[start Dataset extract]

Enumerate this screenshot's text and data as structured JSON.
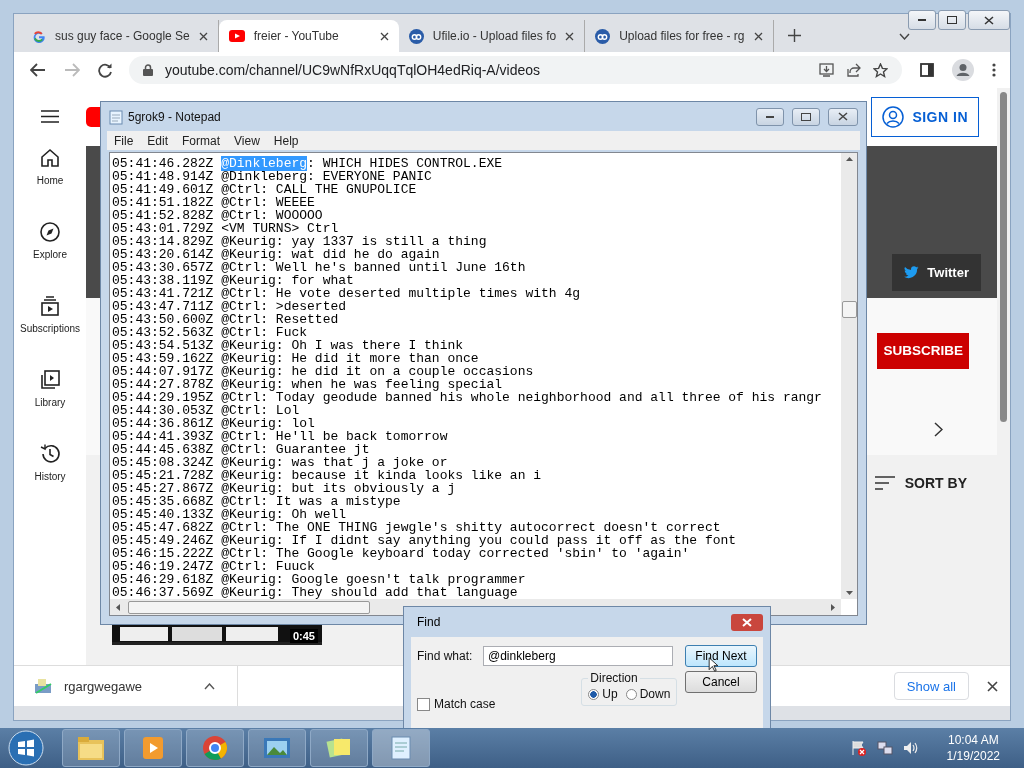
{
  "browser": {
    "tabs": [
      {
        "title": "sus guy face - Google Se",
        "kind": "google",
        "selected": false
      },
      {
        "title": "freier - YouTube",
        "kind": "youtube",
        "selected": true
      },
      {
        "title": "Ufile.io - Upload files fo",
        "kind": "cloud",
        "selected": false
      },
      {
        "title": "Upload files for free - rg",
        "kind": "cloud",
        "selected": false
      }
    ],
    "address": "youtube.com/channel/UC9wNfRxUqqTqlOH4edRiq-A/videos"
  },
  "youtube": {
    "sidebar": [
      {
        "label": "Home",
        "kind": "home"
      },
      {
        "label": "Explore",
        "kind": "explore"
      },
      {
        "label": "Subscriptions",
        "kind": "subscriptions"
      },
      {
        "label": "Library",
        "kind": "library"
      },
      {
        "label": "History",
        "kind": "history"
      }
    ],
    "sign_in": "SIGN IN",
    "twitter": "Twitter",
    "subscribe": "SUBSCRIBE",
    "sort_by": "SORT BY",
    "video_duration": "0:45"
  },
  "notepad": {
    "title": "5grok9 - Notepad",
    "menu": [
      "File",
      "Edit",
      "Format",
      "View",
      "Help"
    ],
    "lines": [
      [
        {
          "text": "05:41:46.282Z ",
          "selected": false
        },
        {
          "text": "@Dinkleberg",
          "selected": true
        },
        {
          "text": ": WHICH HIDES CONTROL.EXE",
          "selected": false
        }
      ],
      [
        {
          "text": "05:41:48.914Z @Dinkleberg: EVERYONE PANIC",
          "selected": false
        }
      ],
      [
        {
          "text": "05:41:49.601Z @Ctrl: CALL THE GNUPOLICE",
          "selected": false
        }
      ],
      [
        {
          "text": "05:41:51.182Z @Ctrl: WEEEE",
          "selected": false
        }
      ],
      [
        {
          "text": "05:41:52.828Z @Ctrl: WOOOOO",
          "selected": false
        }
      ],
      [
        {
          "text": "05:43:01.729Z <VM TURNS> Ctrl",
          "selected": false
        }
      ],
      [
        {
          "text": "05:43:14.829Z @Keurig: yay 1337 is still a thing",
          "selected": false
        }
      ],
      [
        {
          "text": "05:43:20.614Z @Keurig: wat did he do again",
          "selected": false
        }
      ],
      [
        {
          "text": "05:43:30.657Z @Ctrl: Well he's banned until June 16th",
          "selected": false
        }
      ],
      [
        {
          "text": "05:43:38.119Z @Keurig: for what",
          "selected": false
        }
      ],
      [
        {
          "text": "05:43:41.721Z @Ctrl: He vote deserted multiple times with 4g",
          "selected": false
        }
      ],
      [
        {
          "text": "05:43:47.711Z @Ctrl: >deserted",
          "selected": false
        }
      ],
      [
        {
          "text": "05:43:50.600Z @Ctrl: Resetted",
          "selected": false
        }
      ],
      [
        {
          "text": "05:43:52.563Z @Ctrl: Fuck",
          "selected": false
        }
      ],
      [
        {
          "text": "05:43:54.513Z @Keurig: Oh I was there I think",
          "selected": false
        }
      ],
      [
        {
          "text": "05:43:59.162Z @Keurig: He did it more than once",
          "selected": false
        }
      ],
      [
        {
          "text": "05:44:07.917Z @Keurig: he did it on a couple occasions",
          "selected": false
        }
      ],
      [
        {
          "text": "05:44:27.878Z @Keurig: when he was feeling special",
          "selected": false
        }
      ],
      [
        {
          "text": "05:44:29.195Z @Ctrl: Today geodude banned his whole neighborhood and all three of his rangr",
          "selected": false
        }
      ],
      [
        {
          "text": "05:44:30.053Z @Ctrl: Lol",
          "selected": false
        }
      ],
      [
        {
          "text": "05:44:36.861Z @Keurig: lol",
          "selected": false
        }
      ],
      [
        {
          "text": "05:44:41.393Z @Ctrl: He'll be back tomorrow",
          "selected": false
        }
      ],
      [
        {
          "text": "05:44:45.638Z @Ctrl: Guarantee jt",
          "selected": false
        }
      ],
      [
        {
          "text": "05:45:08.324Z @Keurig: was that j a joke or",
          "selected": false
        }
      ],
      [
        {
          "text": "05:45:21.728Z @Keurig: because it kinda looks like an i",
          "selected": false
        }
      ],
      [
        {
          "text": "05:45:27.867Z @Keurig: but its obviously a j",
          "selected": false
        }
      ],
      [
        {
          "text": "05:45:35.668Z @Ctrl: It was a mistype",
          "selected": false
        }
      ],
      [
        {
          "text": "05:45:40.133Z @Keurig: Oh well",
          "selected": false
        }
      ],
      [
        {
          "text": "05:45:47.682Z @Ctrl: The ONE THING jewgle's shitty autocorrect doesn't correct",
          "selected": false
        }
      ],
      [
        {
          "text": "05:45:49.246Z @Keurig: If I didnt say anything you could pass it off as the font",
          "selected": false
        }
      ],
      [
        {
          "text": "05:46:15.222Z @Ctrl: The Google keyboard today corrected 'sbin' to 'again'",
          "selected": false
        }
      ],
      [
        {
          "text": "05:46:19.247Z @Ctrl: Fuuck",
          "selected": false
        }
      ],
      [
        {
          "text": "05:46:29.618Z @Keurig: Google goesn't talk programmer",
          "selected": false
        }
      ],
      [
        {
          "text": "05:46:37.569Z @Keurig: They should add that language",
          "selected": false
        }
      ]
    ]
  },
  "find": {
    "title": "Find",
    "label": "Find what:",
    "value": "@dinkleberg",
    "find_next": "Find Next",
    "cancel": "Cancel",
    "match_case": {
      "label": "Match case",
      "checked": false
    },
    "direction": {
      "label": "Direction",
      "options": [
        {
          "label": "Up",
          "selected": true
        },
        {
          "label": "Down",
          "selected": false
        }
      ]
    }
  },
  "downloads": {
    "file": "rgargwegawe",
    "show_all": "Show all"
  },
  "taskbar": {
    "apps": [
      {
        "kind": "folder"
      },
      {
        "kind": "media"
      },
      {
        "kind": "browser"
      },
      {
        "kind": "photos"
      },
      {
        "kind": "notes"
      },
      {
        "kind": "notepad"
      }
    ],
    "time": "10:04 AM",
    "date": "1/19/2022"
  }
}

[end Dataset extract]

• Written task
Reproduce all entries without any change, and omit the pictures.

• Written answer
Enumerate this screenshot's text and data as structured JSON.
{
  "browser": {
    "tabs": [
      {
        "title": "sus guy face - Google Se",
        "kind": "google",
        "selected": false
      },
      {
        "title": "freier - YouTube",
        "kind": "youtube",
        "selected": true
      },
      {
        "title": "Ufile.io - Upload files fo",
        "kind": "cloud",
        "selected": false
      },
      {
        "title": "Upload files for free - rg",
        "kind": "cloud",
        "selected": false
      }
    ],
    "address": "youtube.com/channel/UC9wNfRxUqqTqlOH4edRiq-A/videos"
  },
  "youtube": {
    "sidebar": [
      {
        "label": "Home",
        "kind": "home"
      },
      {
        "label": "Explore",
        "kind": "explore"
      },
      {
        "label": "Subscriptions",
        "kind": "subscriptions"
      },
      {
        "label": "Library",
        "kind": "library"
      },
      {
        "label": "History",
        "kind": "history"
      }
    ],
    "sign_in": "SIGN IN",
    "twitter": "Twitter",
    "subscribe": "SUBSCRIBE",
    "sort_by": "SORT BY",
    "video_duration": "0:45"
  },
  "notepad": {
    "title": "5grok9 - Notepad",
    "menu": [
      "File",
      "Edit",
      "Format",
      "View",
      "Help"
    ],
    "lines": [
      [
        {
          "text": "05:41:46.282Z ",
          "selected": false
        },
        {
          "text": "@Dinkleberg",
          "selected": true
        },
        {
          "text": ": WHICH HIDES CONTROL.EXE",
          "selected": false
        }
      ],
      [
        {
          "text": "05:41:48.914Z @Dinkleberg: EVERYONE PANIC",
          "selected": false
        }
      ],
      [
        {
          "text": "05:41:49.601Z @Ctrl: CALL THE GNUPOLICE",
          "selected": false
        }
      ],
      [
        {
          "text": "05:41:51.182Z @Ctrl: WEEEE",
          "selected": false
        }
      ],
      [
        {
          "text": "05:41:52.828Z @Ctrl: WOOOOO",
          "selected": false
        }
      ],
      [
        {
          "text": "05:43:01.729Z <VM TURNS> Ctrl",
          "selected": false
        }
      ],
      [
        {
          "text": "05:43:14.829Z @Keurig: yay 1337 is still a thing",
          "selected": false
        }
      ],
      [
        {
          "text": "05:43:20.614Z @Keurig: wat did he do again",
          "selected": false
        }
      ],
      [
        {
          "text": "05:43:30.657Z @Ctrl: Well he's banned until June 16th",
          "selected": false
        }
      ],
      [
        {
          "text": "05:43:38.119Z @Keurig: for what",
          "selected": false
        }
      ],
      [
        {
          "text": "05:43:41.721Z @Ctrl: He vote deserted multiple times with 4g",
          "selected": false
        }
      ],
      [
        {
          "text": "05:43:47.711Z @Ctrl: >deserted",
          "selected": false
        }
      ],
      [
        {
          "text": "05:43:50.600Z @Ctrl: Resetted",
          "selected": false
        }
      ],
      [
        {
          "text": "05:43:52.563Z @Ctrl: Fuck",
          "selected": false
        }
      ],
      [
        {
          "text": "05:43:54.513Z @Keurig: Oh I was there I think",
          "selected": false
        }
      ],
      [
        {
          "text": "05:43:59.162Z @Keurig: He did it more than once",
          "selected": false
        }
      ],
      [
        {
          "text": "05:44:07.917Z @Keurig: he did it on a couple occasions",
          "selected": false
        }
      ],
      [
        {
          "text": "05:44:27.878Z @Keurig: when he was feeling special",
          "selected": false
        }
      ],
      [
        {
          "text": "05:44:29.195Z @Ctrl: Today geodude banned his whole neighborhood and all three of his rangr",
          "selected": false
        }
      ],
      [
        {
          "text": "05:44:30.053Z @Ctrl: Lol",
          "selected": false
        }
      ],
      [
        {
          "text": "05:44:36.861Z @Keurig: lol",
          "selected": false
        }
      ],
      [
        {
          "text": "05:44:41.393Z @Ctrl: He'll be back tomorrow",
          "selected": false
        }
      ],
      [
        {
          "text": "05:44:45.638Z @Ctrl: Guarantee jt",
          "selected": false
        }
      ],
      [
        {
          "text": "05:45:08.324Z @Keurig: was that j a joke or",
          "selected": false
        }
      ],
      [
        {
          "text": "05:45:21.728Z @Keurig: because it kinda looks like an i",
          "selected": false
        }
      ],
      [
        {
          "text": "05:45:27.867Z @Keurig: but its obviously a j",
          "selected": false
        }
      ],
      [
        {
          "text": "05:45:35.668Z @Ctrl: It was a mistype",
          "selected": false
        }
      ],
      [
        {
          "text": "05:45:40.133Z @Keurig: Oh well",
          "selected": false
        }
      ],
      [
        {
          "text": "05:45:47.682Z @Ctrl: The ONE THING jewgle's shitty autocorrect doesn't correct",
          "selected": false
        }
      ],
      [
        {
          "text": "05:45:49.246Z @Keurig: If I didnt say anything you could pass it off as the font",
          "selected": false
        }
      ],
      [
        {
          "text": "05:46:15.222Z @Ctrl: The Google keyboard today corrected 'sbin' to 'again'",
          "selected": false
        }
      ],
      [
        {
          "text": "05:46:19.247Z @Ctrl: Fuuck",
          "selected": false
        }
      ],
      [
        {
          "text": "05:46:29.618Z @Keurig: Google goesn't talk programmer",
          "selected": false
        }
      ],
      [
        {
          "text": "05:46:37.569Z @Keurig: They should add that language",
          "selected": false
        }
      ]
    ]
  },
  "find": {
    "title": "Find",
    "label": "Find what:",
    "value": "@dinkleberg",
    "find_next": "Find Next",
    "cancel": "Cancel",
    "match_case": {
      "label": "Match case",
      "checked": false
    },
    "direction": {
      "label": "Direction",
      "options": [
        {
          "label": "Up",
          "selected": true
        },
        {
          "label": "Down",
          "selected": false
        }
      ]
    }
  },
  "downloads": {
    "file": "rgargwegawe",
    "show_all": "Show all"
  },
  "taskbar": {
    "apps": [
      {
        "kind": "folder"
      },
      {
        "kind": "media"
      },
      {
        "kind": "browser"
      },
      {
        "kind": "photos"
      },
      {
        "kind": "notes"
      },
      {
        "kind": "notepad"
      }
    ],
    "time": "10:04 AM",
    "date": "1/19/2022"
  }
}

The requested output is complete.